Exercise requirements –
Repeat the material below exactly, with no pictures.

Records shown –
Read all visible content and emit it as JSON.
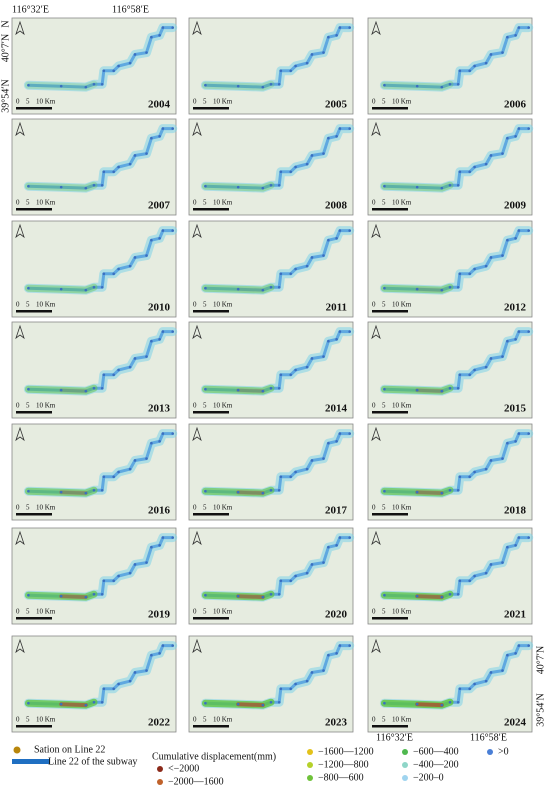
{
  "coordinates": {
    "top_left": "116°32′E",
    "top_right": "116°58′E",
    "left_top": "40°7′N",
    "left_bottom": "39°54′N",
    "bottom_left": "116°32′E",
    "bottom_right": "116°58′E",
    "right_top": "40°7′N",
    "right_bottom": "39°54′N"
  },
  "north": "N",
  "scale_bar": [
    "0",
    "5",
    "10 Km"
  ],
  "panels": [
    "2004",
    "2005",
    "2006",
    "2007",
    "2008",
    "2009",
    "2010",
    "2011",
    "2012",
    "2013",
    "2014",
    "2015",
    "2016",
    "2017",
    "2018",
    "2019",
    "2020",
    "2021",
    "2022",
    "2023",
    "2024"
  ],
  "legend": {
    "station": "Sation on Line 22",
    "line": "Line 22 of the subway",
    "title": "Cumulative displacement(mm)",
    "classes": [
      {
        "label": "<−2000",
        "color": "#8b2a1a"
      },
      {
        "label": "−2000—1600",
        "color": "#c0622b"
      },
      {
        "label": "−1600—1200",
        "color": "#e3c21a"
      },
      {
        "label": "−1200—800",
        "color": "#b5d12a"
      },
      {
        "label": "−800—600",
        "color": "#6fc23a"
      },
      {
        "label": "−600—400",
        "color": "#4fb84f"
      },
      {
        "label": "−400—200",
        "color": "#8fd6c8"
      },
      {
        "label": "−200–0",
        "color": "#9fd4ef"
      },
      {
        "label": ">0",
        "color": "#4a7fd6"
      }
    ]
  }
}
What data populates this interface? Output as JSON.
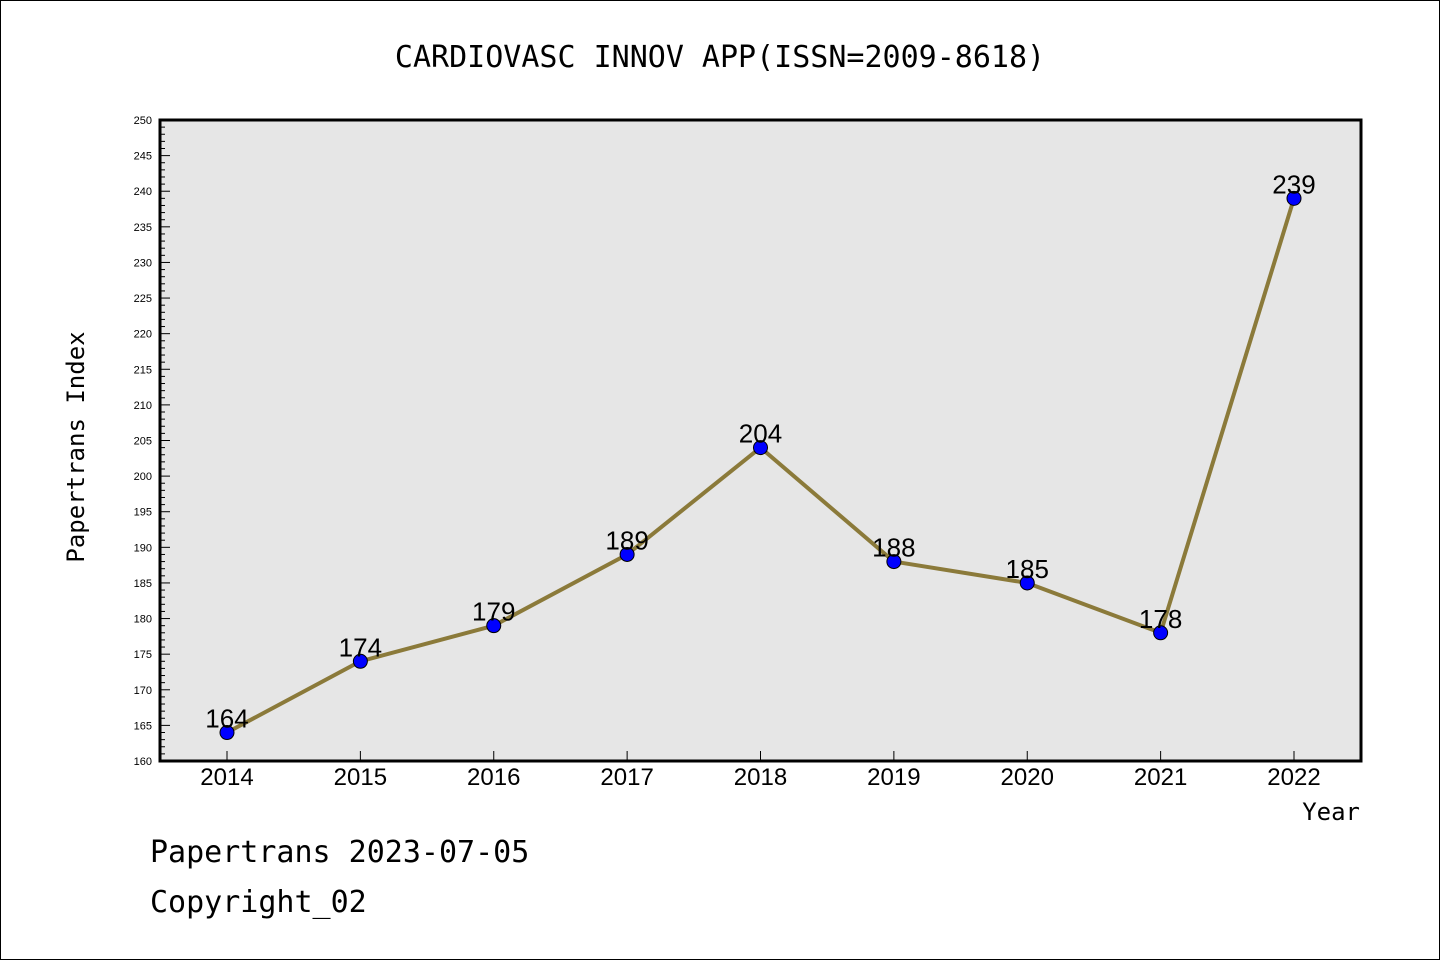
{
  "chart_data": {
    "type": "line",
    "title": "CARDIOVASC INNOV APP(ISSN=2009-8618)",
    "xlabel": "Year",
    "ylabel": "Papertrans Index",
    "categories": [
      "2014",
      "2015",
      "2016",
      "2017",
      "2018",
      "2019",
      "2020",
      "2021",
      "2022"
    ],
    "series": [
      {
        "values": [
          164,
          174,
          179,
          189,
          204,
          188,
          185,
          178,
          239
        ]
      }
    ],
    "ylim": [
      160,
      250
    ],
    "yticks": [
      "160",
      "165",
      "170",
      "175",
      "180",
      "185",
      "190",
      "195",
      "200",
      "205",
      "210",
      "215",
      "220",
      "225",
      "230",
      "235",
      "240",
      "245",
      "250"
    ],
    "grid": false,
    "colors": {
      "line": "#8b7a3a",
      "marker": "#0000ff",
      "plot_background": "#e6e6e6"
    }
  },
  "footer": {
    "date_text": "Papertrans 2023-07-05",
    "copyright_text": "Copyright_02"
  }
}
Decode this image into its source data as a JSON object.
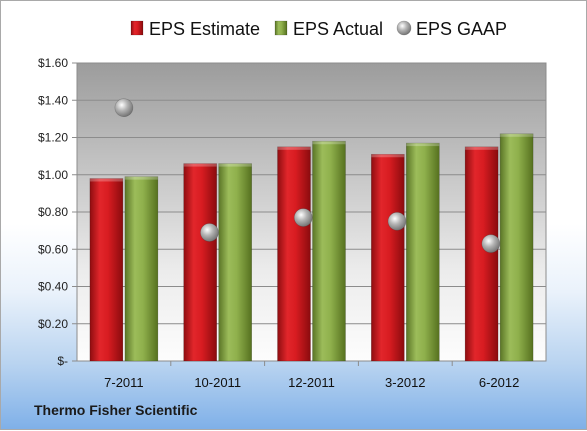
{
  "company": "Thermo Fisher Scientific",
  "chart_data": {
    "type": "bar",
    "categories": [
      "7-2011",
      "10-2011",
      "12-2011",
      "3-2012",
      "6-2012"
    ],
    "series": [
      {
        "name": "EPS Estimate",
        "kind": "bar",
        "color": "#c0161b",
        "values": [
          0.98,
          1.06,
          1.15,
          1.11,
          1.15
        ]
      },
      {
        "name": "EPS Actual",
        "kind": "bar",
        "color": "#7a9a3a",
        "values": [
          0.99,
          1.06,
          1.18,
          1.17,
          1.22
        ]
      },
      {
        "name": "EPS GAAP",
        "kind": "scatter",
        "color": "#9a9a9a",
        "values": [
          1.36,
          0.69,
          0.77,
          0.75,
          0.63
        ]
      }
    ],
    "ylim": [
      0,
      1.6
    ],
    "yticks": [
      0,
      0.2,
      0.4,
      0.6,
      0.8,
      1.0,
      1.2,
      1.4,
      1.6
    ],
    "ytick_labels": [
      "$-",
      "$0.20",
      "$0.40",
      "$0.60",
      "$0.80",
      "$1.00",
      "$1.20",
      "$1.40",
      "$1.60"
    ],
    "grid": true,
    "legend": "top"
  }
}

Expected answer –
Read all visible content and emit it as JSON.
{
  "coordinates": {
    "top_left": "116°32′E",
    "top_right": "116°58′E",
    "left_top": "40°7′N",
    "left_bottom": "39°54′N",
    "bottom_left": "116°32′E",
    "bottom_right": "116°58′E",
    "right_top": "40°7′N",
    "right_bottom": "39°54′N"
  },
  "north": "N",
  "scale_bar": [
    "0",
    "5",
    "10 Km"
  ],
  "panels": [
    "2004",
    "2005",
    "2006",
    "2007",
    "2008",
    "2009",
    "2010",
    "2011",
    "2012",
    "2013",
    "2014",
    "2015",
    "2016",
    "2017",
    "2018",
    "2019",
    "2020",
    "2021",
    "2022",
    "2023",
    "2024"
  ],
  "legend": {
    "station": "Sation on Line 22",
    "line": "Line 22 of the subway",
    "title": "Cumulative displacement(mm)",
    "classes": [
      {
        "label": "<−2000",
        "color": "#8b2a1a"
      },
      {
        "label": "−2000—1600",
        "color": "#c0622b"
      },
      {
        "label": "−1600—1200",
        "color": "#e3c21a"
      },
      {
        "label": "−1200—800",
        "color": "#b5d12a"
      },
      {
        "label": "−800—600",
        "color": "#6fc23a"
      },
      {
        "label": "−600—400",
        "color": "#4fb84f"
      },
      {
        "label": "−400—200",
        "color": "#8fd6c8"
      },
      {
        "label": "−200–0",
        "color": "#9fd4ef"
      },
      {
        "label": ">0",
        "color": "#4a7fd6"
      }
    ]
  }
}
What data populates this interface? Output as JSON.
{
  "chart_data": {
    "type": "line",
    "title": "CARDIOVASC INNOV APP(ISSN=2009-8618)",
    "xlabel": "Year",
    "ylabel": "Papertrans Index",
    "categories": [
      "2014",
      "2015",
      "2016",
      "2017",
      "2018",
      "2019",
      "2020",
      "2021",
      "2022"
    ],
    "series": [
      {
        "values": [
          164,
          174,
          179,
          189,
          204,
          188,
          185,
          178,
          239
        ]
      }
    ],
    "ylim": [
      160,
      250
    ],
    "yticks": [
      "160",
      "165",
      "170",
      "175",
      "180",
      "185",
      "190",
      "195",
      "200",
      "205",
      "210",
      "215",
      "220",
      "225",
      "230",
      "235",
      "240",
      "245",
      "250"
    ],
    "grid": false,
    "colors": {
      "line": "#8b7a3a",
      "marker": "#0000ff",
      "plot_background": "#e6e6e6"
    }
  },
  "footer": {
    "date_text": "Papertrans 2023-07-05",
    "copyright_text": "Copyright_02"
  }
}
Decode this image into its source data as a JSON object.
{
  "company": "Thermo Fisher Scientific",
  "chart_data": {
    "type": "bar",
    "categories": [
      "7-2011",
      "10-2011",
      "12-2011",
      "3-2012",
      "6-2012"
    ],
    "series": [
      {
        "name": "EPS Estimate",
        "kind": "bar",
        "color": "#c0161b",
        "values": [
          0.98,
          1.06,
          1.15,
          1.11,
          1.15
        ]
      },
      {
        "name": "EPS Actual",
        "kind": "bar",
        "color": "#7a9a3a",
        "values": [
          0.99,
          1.06,
          1.18,
          1.17,
          1.22
        ]
      },
      {
        "name": "EPS GAAP",
        "kind": "scatter",
        "color": "#9a9a9a",
        "values": [
          1.36,
          0.69,
          0.77,
          0.75,
          0.63
        ]
      }
    ],
    "ylim": [
      0,
      1.6
    ],
    "yticks": [
      0,
      0.2,
      0.4,
      0.6,
      0.8,
      1.0,
      1.2,
      1.4,
      1.6
    ],
    "ytick_labels": [
      "$-",
      "$0.20",
      "$0.40",
      "$0.60",
      "$0.80",
      "$1.00",
      "$1.20",
      "$1.40",
      "$1.60"
    ],
    "grid": true,
    "legend": "top"
  }
}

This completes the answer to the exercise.